> [EXERCISE]: Extract the complete listing and output it unchanged.

> [DATA SUPPLIED]:
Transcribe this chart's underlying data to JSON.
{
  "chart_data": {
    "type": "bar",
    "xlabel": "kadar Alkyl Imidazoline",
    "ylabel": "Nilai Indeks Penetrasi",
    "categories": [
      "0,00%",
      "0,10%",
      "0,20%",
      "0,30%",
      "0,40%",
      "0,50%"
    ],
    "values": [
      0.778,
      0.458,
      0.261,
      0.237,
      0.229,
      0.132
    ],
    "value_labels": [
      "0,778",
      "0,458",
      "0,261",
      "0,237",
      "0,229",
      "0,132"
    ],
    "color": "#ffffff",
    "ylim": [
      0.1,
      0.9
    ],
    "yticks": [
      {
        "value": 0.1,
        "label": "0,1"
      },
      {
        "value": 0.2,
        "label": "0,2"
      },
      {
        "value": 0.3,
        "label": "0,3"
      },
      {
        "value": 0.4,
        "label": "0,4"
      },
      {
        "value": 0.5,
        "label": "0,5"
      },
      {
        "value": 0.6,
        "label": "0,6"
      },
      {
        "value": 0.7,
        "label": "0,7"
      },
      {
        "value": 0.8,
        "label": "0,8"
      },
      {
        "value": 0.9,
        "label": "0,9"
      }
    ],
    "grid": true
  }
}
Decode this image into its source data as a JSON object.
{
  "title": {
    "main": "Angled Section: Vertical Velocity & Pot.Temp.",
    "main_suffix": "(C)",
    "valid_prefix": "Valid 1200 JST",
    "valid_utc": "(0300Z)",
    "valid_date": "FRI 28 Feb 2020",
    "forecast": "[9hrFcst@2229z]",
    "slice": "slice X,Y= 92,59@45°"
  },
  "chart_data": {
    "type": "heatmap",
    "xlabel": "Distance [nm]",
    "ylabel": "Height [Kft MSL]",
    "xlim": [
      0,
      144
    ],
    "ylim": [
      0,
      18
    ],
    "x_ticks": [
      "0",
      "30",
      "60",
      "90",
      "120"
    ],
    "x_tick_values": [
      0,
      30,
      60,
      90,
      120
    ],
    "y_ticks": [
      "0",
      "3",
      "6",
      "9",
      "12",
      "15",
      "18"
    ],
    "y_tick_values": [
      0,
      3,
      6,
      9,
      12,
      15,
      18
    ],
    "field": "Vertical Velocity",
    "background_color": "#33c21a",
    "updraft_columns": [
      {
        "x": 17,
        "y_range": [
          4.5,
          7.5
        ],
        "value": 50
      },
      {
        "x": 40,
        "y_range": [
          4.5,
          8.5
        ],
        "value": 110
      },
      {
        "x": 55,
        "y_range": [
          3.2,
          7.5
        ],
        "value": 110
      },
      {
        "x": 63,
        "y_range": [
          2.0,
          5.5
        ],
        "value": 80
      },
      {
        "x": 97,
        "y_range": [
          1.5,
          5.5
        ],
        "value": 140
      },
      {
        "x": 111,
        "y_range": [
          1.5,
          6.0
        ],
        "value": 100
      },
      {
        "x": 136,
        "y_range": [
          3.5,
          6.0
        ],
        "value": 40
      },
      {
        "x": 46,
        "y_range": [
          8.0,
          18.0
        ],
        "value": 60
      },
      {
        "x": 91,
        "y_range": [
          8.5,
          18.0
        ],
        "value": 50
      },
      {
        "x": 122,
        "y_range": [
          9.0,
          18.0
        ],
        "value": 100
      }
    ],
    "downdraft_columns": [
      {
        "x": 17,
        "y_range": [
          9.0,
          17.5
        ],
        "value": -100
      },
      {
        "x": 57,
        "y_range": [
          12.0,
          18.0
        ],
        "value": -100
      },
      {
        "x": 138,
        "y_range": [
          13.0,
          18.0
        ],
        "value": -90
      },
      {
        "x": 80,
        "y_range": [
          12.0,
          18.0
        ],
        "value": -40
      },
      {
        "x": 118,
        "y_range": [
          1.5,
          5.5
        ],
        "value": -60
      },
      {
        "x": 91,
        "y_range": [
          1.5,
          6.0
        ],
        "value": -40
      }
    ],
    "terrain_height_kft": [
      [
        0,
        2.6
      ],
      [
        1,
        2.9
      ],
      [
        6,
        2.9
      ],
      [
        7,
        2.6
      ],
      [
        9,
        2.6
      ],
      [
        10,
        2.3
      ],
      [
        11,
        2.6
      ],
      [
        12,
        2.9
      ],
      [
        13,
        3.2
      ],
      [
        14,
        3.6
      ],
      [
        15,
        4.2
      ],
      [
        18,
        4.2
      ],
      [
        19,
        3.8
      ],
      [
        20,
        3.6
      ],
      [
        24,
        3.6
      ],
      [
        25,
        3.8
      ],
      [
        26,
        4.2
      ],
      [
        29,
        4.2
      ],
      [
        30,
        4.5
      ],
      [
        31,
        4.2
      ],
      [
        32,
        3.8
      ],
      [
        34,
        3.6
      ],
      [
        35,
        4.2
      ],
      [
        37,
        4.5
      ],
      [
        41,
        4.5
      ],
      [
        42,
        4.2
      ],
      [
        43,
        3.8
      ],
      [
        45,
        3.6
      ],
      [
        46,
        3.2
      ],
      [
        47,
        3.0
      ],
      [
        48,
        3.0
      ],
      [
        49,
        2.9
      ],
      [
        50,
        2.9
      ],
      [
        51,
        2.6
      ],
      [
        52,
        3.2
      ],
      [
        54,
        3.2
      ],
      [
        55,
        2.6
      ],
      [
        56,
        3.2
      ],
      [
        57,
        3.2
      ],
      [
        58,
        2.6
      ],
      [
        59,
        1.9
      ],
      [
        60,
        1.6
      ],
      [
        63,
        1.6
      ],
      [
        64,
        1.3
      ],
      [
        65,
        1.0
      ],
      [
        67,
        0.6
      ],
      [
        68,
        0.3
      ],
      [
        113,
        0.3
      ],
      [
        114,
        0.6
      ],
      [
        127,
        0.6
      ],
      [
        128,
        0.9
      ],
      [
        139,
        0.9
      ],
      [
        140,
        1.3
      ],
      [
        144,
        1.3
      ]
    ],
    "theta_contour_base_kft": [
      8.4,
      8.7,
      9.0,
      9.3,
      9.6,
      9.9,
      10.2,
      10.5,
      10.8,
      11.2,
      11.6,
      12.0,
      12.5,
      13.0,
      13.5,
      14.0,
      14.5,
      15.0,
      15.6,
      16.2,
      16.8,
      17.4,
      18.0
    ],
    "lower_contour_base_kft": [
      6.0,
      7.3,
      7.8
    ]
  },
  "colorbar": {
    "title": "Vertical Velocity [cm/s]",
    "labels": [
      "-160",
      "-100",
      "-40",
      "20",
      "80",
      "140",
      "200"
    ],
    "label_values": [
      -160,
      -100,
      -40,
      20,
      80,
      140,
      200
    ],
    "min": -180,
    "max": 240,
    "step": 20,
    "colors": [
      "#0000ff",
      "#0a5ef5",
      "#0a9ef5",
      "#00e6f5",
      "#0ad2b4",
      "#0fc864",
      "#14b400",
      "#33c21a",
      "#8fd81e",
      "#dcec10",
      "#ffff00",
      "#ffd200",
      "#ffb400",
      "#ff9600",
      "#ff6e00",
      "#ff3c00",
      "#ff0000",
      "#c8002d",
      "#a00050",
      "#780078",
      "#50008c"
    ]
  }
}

> [RESULT BELOW]:
Transcribe this chart's underlying data to JSON.
{
  "chart_data": {
    "type": "bar",
    "xlabel": "kadar Alkyl Imidazoline",
    "ylabel": "Nilai Indeks Penetrasi",
    "categories": [
      "0,00%",
      "0,10%",
      "0,20%",
      "0,30%",
      "0,40%",
      "0,50%"
    ],
    "values": [
      0.778,
      0.458,
      0.261,
      0.237,
      0.229,
      0.132
    ],
    "value_labels": [
      "0,778",
      "0,458",
      "0,261",
      "0,237",
      "0,229",
      "0,132"
    ],
    "color": "#ffffff",
    "ylim": [
      0.1,
      0.9
    ],
    "yticks": [
      {
        "value": 0.1,
        "label": "0,1"
      },
      {
        "value": 0.2,
        "label": "0,2"
      },
      {
        "value": 0.3,
        "label": "0,3"
      },
      {
        "value": 0.4,
        "label": "0,4"
      },
      {
        "value": 0.5,
        "label": "0,5"
      },
      {
        "value": 0.6,
        "label": "0,6"
      },
      {
        "value": 0.7,
        "label": "0,7"
      },
      {
        "value": 0.8,
        "label": "0,8"
      },
      {
        "value": 0.9,
        "label": "0,9"
      }
    ],
    "grid": true
  }
}
Decode this image into its source data as a JSON object.
{
  "title": {
    "main": "Angled Section: Vertical Velocity & Pot.Temp.",
    "main_suffix": "(C)",
    "valid_prefix": "Valid 1200 JST",
    "valid_utc": "(0300Z)",
    "valid_date": "FRI 28 Feb 2020",
    "forecast": "[9hrFcst@2229z]",
    "slice": "slice X,Y= 92,59@45°"
  },
  "chart_data": {
    "type": "heatmap",
    "xlabel": "Distance [nm]",
    "ylabel": "Height [Kft MSL]",
    "xlim": [
      0,
      144
    ],
    "ylim": [
      0,
      18
    ],
    "x_ticks": [
      "0",
      "30",
      "60",
      "90",
      "120"
    ],
    "x_tick_values": [
      0,
      30,
      60,
      90,
      120
    ],
    "y_ticks": [
      "0",
      "3",
      "6",
      "9",
      "12",
      "15",
      "18"
    ],
    "y_tick_values": [
      0,
      3,
      6,
      9,
      12,
      15,
      18
    ],
    "field": "Vertical Velocity",
    "background_color": "#33c21a",
    "updraft_columns": [
      {
        "x": 17,
        "y_range": [
          4.5,
          7.5
        ],
        "value": 50
      },
      {
        "x": 40,
        "y_range": [
          4.5,
          8.5
        ],
        "value": 110
      },
      {
        "x": 55,
        "y_range": [
          3.2,
          7.5
        ],
        "value": 110
      },
      {
        "x": 63,
        "y_range": [
          2.0,
          5.5
        ],
        "value": 80
      },
      {
        "x": 97,
        "y_range": [
          1.5,
          5.5
        ],
        "value": 140
      },
      {
        "x": 111,
        "y_range": [
          1.5,
          6.0
        ],
        "value": 100
      },
      {
        "x": 136,
        "y_range": [
          3.5,
          6.0
        ],
        "value": 40
      },
      {
        "x": 46,
        "y_range": [
          8.0,
          18.0
        ],
        "value": 60
      },
      {
        "x": 91,
        "y_range": [
          8.5,
          18.0
        ],
        "value": 50
      },
      {
        "x": 122,
        "y_range": [
          9.0,
          18.0
        ],
        "value": 100
      }
    ],
    "downdraft_columns": [
      {
        "x": 17,
        "y_range": [
          9.0,
          17.5
        ],
        "value": -100
      },
      {
        "x": 57,
        "y_range": [
          12.0,
          18.0
        ],
        "value": -100
      },
      {
        "x": 138,
        "y_range": [
          13.0,
          18.0
        ],
        "value": -90
      },
      {
        "x": 80,
        "y_range": [
          12.0,
          18.0
        ],
        "value": -40
      },
      {
        "x": 118,
        "y_range": [
          1.5,
          5.5
        ],
        "value": -60
      },
      {
        "x": 91,
        "y_range": [
          1.5,
          6.0
        ],
        "value": -40
      }
    ],
    "terrain_height_kft": [
      [
        0,
        2.6
      ],
      [
        1,
        2.9
      ],
      [
        6,
        2.9
      ],
      [
        7,
        2.6
      ],
      [
        9,
        2.6
      ],
      [
        10,
        2.3
      ],
      [
        11,
        2.6
      ],
      [
        12,
        2.9
      ],
      [
        13,
        3.2
      ],
      [
        14,
        3.6
      ],
      [
        15,
        4.2
      ],
      [
        18,
        4.2
      ],
      [
        19,
        3.8
      ],
      [
        20,
        3.6
      ],
      [
        24,
        3.6
      ],
      [
        25,
        3.8
      ],
      [
        26,
        4.2
      ],
      [
        29,
        4.2
      ],
      [
        30,
        4.5
      ],
      [
        31,
        4.2
      ],
      [
        32,
        3.8
      ],
      [
        34,
        3.6
      ],
      [
        35,
        4.2
      ],
      [
        37,
        4.5
      ],
      [
        41,
        4.5
      ],
      [
        42,
        4.2
      ],
      [
        43,
        3.8
      ],
      [
        45,
        3.6
      ],
      [
        46,
        3.2
      ],
      [
        47,
        3.0
      ],
      [
        48,
        3.0
      ],
      [
        49,
        2.9
      ],
      [
        50,
        2.9
      ],
      [
        51,
        2.6
      ],
      [
        52,
        3.2
      ],
      [
        54,
        3.2
      ],
      [
        55,
        2.6
      ],
      [
        56,
        3.2
      ],
      [
        57,
        3.2
      ],
      [
        58,
        2.6
      ],
      [
        59,
        1.9
      ],
      [
        60,
        1.6
      ],
      [
        63,
        1.6
      ],
      [
        64,
        1.3
      ],
      [
        65,
        1.0
      ],
      [
        67,
        0.6
      ],
      [
        68,
        0.3
      ],
      [
        113,
        0.3
      ],
      [
        114,
        0.6
      ],
      [
        127,
        0.6
      ],
      [
        128,
        0.9
      ],
      [
        139,
        0.9
      ],
      [
        140,
        1.3
      ],
      [
        144,
        1.3
      ]
    ],
    "theta_contour_base_kft": [
      8.4,
      8.7,
      9.0,
      9.3,
      9.6,
      9.9,
      10.2,
      10.5,
      10.8,
      11.2,
      11.6,
      12.0,
      12.5,
      13.0,
      13.5,
      14.0,
      14.5,
      15.0,
      15.6,
      16.2,
      16.8,
      17.4,
      18.0
    ],
    "lower_contour_base_kft": [
      6.0,
      7.3,
      7.8
    ]
  },
  "colorbar": {
    "title": "Vertical Velocity [cm/s]",
    "labels": [
      "-160",
      "-100",
      "-40",
      "20",
      "80",
      "140",
      "200"
    ],
    "label_values": [
      -160,
      -100,
      -40,
      20,
      80,
      140,
      200
    ],
    "min": -180,
    "max": 240,
    "step": 20,
    "colors": [
      "#0000ff",
      "#0a5ef5",
      "#0a9ef5",
      "#00e6f5",
      "#0ad2b4",
      "#0fc864",
      "#14b400",
      "#33c21a",
      "#8fd81e",
      "#dcec10",
      "#ffff00",
      "#ffd200",
      "#ffb400",
      "#ff9600",
      "#ff6e00",
      "#ff3c00",
      "#ff0000",
      "#c8002d",
      "#a00050",
      "#780078",
      "#50008c"
    ]
  }
}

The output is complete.